# Input
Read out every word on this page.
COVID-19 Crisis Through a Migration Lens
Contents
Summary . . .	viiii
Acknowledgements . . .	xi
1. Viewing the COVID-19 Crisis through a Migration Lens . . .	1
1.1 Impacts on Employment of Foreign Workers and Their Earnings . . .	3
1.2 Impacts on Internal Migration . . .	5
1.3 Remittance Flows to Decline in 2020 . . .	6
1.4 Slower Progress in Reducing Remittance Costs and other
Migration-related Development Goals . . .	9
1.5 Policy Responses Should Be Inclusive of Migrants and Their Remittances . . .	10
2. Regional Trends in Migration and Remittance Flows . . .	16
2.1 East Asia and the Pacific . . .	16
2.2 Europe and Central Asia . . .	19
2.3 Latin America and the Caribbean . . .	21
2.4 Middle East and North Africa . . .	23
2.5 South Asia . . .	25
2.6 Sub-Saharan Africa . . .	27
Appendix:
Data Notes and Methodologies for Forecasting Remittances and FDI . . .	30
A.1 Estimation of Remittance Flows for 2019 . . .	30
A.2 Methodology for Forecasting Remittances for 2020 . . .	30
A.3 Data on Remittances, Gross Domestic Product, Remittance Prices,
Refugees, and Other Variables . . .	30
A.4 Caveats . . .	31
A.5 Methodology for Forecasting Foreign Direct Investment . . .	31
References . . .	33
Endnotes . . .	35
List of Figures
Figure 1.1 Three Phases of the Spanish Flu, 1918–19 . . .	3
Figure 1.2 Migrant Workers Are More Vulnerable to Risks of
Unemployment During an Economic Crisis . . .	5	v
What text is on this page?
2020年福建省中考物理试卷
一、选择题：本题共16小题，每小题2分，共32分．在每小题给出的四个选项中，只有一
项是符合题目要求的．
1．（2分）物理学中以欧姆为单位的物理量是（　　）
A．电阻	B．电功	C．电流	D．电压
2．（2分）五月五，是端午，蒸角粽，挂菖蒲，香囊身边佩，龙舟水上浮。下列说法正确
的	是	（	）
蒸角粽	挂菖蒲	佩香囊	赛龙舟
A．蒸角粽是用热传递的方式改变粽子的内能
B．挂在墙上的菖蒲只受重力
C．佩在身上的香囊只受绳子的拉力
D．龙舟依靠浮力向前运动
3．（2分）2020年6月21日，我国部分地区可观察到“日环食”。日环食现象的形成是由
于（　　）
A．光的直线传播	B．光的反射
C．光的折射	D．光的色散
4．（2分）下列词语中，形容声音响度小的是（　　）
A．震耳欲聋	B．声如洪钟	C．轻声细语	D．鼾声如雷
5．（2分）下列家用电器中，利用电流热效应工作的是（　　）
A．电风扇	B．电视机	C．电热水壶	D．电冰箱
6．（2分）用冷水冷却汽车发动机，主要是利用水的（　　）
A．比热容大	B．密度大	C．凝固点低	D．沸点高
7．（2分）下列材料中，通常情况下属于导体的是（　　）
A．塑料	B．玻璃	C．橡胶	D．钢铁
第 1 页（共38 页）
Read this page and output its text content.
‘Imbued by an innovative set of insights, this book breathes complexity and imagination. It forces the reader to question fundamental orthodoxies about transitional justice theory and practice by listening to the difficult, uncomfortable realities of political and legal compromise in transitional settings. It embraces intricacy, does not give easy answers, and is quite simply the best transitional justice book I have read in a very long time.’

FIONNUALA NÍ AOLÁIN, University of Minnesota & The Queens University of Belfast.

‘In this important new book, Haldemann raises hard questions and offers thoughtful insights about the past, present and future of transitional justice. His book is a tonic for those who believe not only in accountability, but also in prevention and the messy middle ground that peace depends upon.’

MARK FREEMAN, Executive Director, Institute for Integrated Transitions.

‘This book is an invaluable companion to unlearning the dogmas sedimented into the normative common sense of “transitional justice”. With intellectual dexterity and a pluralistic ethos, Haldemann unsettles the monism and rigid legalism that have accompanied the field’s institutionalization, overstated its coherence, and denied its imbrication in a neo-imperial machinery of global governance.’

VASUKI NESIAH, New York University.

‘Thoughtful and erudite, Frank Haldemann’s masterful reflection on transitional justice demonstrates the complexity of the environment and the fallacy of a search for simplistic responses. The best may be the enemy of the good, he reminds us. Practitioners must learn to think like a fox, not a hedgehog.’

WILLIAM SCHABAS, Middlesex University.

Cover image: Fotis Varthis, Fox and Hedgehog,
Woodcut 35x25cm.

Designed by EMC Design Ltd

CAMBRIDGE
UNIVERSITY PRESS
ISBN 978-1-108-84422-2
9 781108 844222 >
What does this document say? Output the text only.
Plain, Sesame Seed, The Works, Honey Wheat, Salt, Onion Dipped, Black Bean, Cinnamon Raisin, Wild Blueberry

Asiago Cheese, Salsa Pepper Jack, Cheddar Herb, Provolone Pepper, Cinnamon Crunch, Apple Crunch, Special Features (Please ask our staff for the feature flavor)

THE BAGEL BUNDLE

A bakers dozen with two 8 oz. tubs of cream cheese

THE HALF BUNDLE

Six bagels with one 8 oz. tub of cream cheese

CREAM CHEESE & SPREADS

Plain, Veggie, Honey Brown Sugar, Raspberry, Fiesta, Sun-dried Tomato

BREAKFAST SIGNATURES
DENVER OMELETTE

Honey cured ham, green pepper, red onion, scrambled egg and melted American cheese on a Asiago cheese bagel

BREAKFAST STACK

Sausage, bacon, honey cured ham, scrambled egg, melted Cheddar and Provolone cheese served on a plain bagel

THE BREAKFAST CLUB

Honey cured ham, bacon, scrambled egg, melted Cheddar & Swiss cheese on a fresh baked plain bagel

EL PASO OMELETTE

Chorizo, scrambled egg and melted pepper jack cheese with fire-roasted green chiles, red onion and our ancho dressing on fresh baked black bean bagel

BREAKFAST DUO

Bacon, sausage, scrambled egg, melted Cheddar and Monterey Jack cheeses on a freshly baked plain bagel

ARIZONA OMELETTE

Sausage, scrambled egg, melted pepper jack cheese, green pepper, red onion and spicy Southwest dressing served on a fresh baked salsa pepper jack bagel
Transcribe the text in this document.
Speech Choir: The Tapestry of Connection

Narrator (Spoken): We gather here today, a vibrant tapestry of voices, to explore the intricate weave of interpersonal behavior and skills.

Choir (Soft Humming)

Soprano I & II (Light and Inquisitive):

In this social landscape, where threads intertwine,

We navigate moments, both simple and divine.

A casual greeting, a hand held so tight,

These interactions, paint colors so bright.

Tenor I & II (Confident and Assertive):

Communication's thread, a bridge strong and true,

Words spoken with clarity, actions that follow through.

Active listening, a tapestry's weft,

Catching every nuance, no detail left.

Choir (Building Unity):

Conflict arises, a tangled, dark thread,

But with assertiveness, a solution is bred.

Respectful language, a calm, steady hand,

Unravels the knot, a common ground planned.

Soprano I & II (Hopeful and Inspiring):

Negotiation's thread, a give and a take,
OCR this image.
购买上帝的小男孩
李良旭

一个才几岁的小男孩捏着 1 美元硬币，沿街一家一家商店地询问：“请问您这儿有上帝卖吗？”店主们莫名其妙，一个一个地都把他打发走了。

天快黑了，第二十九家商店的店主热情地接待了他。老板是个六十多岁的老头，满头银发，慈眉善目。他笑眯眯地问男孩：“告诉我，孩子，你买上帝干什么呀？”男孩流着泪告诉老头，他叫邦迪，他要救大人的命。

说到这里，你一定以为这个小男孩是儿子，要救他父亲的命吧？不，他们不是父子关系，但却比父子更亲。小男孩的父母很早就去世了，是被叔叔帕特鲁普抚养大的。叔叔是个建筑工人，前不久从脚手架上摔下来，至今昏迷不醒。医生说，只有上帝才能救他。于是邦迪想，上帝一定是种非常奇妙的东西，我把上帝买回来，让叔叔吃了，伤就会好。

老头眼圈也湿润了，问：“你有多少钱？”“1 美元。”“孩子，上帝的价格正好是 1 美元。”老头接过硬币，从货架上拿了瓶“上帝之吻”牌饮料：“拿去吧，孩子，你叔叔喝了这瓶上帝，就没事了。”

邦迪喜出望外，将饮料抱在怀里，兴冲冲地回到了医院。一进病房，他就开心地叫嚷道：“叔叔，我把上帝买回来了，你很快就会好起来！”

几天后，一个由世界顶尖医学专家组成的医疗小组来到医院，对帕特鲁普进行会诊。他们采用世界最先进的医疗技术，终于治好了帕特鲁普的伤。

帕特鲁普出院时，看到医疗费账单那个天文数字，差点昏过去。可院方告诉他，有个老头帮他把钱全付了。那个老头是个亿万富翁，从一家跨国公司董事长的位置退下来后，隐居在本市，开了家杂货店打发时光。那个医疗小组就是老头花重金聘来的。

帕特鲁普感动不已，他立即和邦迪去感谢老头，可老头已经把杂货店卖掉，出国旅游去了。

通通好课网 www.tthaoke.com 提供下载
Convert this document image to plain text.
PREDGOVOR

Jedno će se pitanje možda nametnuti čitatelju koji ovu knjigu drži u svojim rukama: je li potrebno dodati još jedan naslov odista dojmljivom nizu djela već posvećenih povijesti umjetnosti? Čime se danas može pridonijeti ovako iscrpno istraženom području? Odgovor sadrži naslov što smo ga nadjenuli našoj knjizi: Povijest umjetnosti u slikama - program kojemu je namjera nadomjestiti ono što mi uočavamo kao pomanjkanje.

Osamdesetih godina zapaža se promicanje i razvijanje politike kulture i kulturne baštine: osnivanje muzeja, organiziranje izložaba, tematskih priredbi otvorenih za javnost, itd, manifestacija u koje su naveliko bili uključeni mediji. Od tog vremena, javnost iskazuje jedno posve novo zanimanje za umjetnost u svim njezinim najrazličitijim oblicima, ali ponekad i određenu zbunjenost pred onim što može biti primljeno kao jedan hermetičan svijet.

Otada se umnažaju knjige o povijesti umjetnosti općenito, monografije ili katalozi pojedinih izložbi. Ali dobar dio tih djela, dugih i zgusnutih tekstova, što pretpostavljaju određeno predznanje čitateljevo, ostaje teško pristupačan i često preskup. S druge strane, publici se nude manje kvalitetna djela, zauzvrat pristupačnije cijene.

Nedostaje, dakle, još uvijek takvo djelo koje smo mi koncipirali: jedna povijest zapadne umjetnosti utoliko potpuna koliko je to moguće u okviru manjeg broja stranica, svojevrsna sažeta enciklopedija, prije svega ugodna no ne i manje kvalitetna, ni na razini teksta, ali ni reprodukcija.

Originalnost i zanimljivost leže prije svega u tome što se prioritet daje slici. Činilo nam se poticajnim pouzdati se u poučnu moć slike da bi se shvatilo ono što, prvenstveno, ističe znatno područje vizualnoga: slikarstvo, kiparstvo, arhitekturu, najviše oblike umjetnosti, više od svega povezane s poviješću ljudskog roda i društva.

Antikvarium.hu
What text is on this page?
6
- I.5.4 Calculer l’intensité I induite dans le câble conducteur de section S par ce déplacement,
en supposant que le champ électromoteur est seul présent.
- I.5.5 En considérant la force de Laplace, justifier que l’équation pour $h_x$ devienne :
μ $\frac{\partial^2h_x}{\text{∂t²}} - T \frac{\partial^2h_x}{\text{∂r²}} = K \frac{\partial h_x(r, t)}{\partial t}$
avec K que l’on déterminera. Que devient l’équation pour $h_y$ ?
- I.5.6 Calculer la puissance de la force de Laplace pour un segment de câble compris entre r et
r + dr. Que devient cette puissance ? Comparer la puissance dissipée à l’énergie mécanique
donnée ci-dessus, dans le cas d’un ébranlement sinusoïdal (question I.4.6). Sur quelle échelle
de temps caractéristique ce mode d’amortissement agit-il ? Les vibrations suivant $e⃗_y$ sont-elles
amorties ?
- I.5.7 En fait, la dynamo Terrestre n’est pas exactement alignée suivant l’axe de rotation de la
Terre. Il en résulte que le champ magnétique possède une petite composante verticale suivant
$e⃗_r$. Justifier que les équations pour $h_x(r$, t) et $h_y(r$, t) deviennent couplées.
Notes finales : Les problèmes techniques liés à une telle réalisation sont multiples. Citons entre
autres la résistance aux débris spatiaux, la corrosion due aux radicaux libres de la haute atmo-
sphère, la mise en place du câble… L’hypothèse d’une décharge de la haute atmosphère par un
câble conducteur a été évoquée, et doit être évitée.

# Exercise
Which lines in the listing above hold the word "page"? Show each of them.

# Finished task
Read out every word on this page.
What text is on this page?
Read this page and output its text content.
What text is on this page?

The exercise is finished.